WHAT IS EXPECTED: Identify the lines that contain the word "中西医结合类", then copy them.

================================

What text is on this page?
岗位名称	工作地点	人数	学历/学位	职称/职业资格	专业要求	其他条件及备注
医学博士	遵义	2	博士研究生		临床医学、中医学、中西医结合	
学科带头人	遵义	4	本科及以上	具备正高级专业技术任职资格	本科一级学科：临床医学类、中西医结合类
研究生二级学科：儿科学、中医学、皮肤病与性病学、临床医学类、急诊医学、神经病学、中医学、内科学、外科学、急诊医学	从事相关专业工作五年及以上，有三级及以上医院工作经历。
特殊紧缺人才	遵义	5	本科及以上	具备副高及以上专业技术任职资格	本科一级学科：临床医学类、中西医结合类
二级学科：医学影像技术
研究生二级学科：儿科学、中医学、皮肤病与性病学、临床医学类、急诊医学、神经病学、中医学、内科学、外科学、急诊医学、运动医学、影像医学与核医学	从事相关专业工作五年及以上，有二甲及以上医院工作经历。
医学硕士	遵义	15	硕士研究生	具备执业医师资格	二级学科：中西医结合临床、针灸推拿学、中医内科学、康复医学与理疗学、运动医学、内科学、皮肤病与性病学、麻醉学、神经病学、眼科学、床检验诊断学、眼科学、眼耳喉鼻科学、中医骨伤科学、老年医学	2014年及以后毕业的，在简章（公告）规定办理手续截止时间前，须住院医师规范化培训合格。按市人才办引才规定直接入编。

================================

SOLUTION:
学科带头人	遵义	4	本科及以上	具备正高级专业技术任职资格	本科一级学科：临床医学类、中西医结合类
特殊紧缺人才	遵义	5	本科及以上	具备副高及以上专业技术任职资格	本科一级学科：临床医学类、中西医结合类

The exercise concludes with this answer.